DIRECTIVE 1: Reproduce word for word the stretch of the talk on Dunedin's water infrastructure from "Thinking about infrastructure" through "up. Okay? Yes.".

PAGE:
--------------------

So what I’ve got now, very quickly some examples.
So this is the Dunedin City Infrastructure Strategy for water, water waste or stormwater through 2060. (See image above).
Thinking about infrastructure waves, so thinking just to help you, the dark blue is water treatment renewals.
That’s treatments, so what does that graph show you jump out of here, that graph. There are two things that you should notice on that.
So what is this? Cause this is now. What do you think this is?
No. Backlog. It’s not backlogged. It’s not real. Okay. That’s poor information. Because they don’t have $70 million worth of water or wastewater or renewals to do this year.
What they’ve got is a whole heap of pipes in their asset management information system, where they don’t have decent age data and material types of and they haven’t fixed the data up. Okay? Yes.
[Theuns commented that they did some modeling and they discovered quite a few years that the install and ages were not correct]So, they haven’t fixed that, have they Theuns? Because it’s showing up on a graph that they published publicly that I can get hold of.

--------------------

DATASET EXCERPTS:
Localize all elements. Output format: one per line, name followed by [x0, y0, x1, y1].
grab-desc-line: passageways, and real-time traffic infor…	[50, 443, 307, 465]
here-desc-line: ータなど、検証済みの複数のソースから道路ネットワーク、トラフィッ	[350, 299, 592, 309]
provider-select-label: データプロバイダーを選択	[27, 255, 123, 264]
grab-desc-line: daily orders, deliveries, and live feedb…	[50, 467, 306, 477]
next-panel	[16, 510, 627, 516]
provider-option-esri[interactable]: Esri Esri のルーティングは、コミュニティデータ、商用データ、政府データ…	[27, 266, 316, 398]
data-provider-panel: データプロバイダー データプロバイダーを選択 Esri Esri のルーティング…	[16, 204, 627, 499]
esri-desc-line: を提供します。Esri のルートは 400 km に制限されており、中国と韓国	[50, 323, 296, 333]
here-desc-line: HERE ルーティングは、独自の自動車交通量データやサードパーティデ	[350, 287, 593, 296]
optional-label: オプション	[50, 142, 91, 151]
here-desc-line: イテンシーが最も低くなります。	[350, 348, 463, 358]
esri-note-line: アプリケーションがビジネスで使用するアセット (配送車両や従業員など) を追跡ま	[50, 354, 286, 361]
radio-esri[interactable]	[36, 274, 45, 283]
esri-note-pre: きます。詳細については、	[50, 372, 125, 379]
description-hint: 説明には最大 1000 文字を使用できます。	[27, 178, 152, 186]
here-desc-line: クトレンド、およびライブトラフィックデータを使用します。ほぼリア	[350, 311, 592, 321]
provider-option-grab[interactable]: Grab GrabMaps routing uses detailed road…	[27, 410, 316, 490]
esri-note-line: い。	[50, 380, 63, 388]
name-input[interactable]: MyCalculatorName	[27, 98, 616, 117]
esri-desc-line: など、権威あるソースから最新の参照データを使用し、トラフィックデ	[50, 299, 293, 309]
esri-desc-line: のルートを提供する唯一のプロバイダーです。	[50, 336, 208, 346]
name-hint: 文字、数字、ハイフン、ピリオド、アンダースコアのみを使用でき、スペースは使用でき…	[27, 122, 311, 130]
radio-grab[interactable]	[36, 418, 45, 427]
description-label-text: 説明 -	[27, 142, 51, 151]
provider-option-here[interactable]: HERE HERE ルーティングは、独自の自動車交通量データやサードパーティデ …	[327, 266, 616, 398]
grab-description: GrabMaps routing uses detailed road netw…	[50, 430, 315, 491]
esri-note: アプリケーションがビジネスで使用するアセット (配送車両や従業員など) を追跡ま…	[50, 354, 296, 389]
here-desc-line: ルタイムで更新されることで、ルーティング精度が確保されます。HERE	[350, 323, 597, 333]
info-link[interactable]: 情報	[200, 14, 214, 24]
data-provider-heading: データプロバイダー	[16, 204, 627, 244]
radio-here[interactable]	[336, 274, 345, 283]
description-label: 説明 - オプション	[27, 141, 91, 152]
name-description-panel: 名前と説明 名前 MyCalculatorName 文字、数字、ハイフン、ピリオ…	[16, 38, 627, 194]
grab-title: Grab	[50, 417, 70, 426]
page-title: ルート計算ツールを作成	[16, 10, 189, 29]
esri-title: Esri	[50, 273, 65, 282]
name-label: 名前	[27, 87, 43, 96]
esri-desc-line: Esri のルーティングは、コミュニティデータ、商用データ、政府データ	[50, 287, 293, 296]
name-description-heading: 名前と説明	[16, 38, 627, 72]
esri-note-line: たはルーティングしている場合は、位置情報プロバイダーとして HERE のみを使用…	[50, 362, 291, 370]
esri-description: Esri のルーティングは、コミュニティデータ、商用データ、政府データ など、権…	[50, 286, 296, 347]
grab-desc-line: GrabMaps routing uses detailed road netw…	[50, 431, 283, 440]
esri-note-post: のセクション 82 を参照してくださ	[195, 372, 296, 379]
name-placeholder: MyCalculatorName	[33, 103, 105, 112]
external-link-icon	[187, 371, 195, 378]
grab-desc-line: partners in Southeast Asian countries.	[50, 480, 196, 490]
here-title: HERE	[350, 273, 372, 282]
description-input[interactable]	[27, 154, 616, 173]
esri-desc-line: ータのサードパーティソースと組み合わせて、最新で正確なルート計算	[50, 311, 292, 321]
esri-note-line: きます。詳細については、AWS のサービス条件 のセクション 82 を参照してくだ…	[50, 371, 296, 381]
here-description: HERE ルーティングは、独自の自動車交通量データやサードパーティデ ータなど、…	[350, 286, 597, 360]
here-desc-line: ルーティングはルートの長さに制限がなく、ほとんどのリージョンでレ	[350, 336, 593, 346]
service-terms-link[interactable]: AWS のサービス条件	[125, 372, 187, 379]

--------------------

DIRECTIVE 2: Gather every line of the records above that contains the string "詳細については".

TASK OUTPUT 1:
Thinking about infrastructure waves, so thinking just to help you, the dark blue is water treatment renewals.
That’s treatments, so what does that graph show you jump out of here, that graph. There are two things that you should notice on that.
So what is this? Cause this is now. What do you think this is?
No. Backlog. It’s not backlogged. It’s not real. Okay. That’s poor information. Because they don’t have $70 million worth of water or wastewater or renewals to do this year.
What they’ve got is a whole heap of pipes in their asset management information system, where they don’t have decent age data and material types of and they haven’t fixed the data up. Okay? Yes.

TASK OUTPUT 2:
esri-note-pre: きます。詳細については、	[50, 372, 125, 379]
esri-note-line: きます。詳細については、AWS のサービス条件 のセクション 82 を参照してくだ…	[50, 371, 296, 381]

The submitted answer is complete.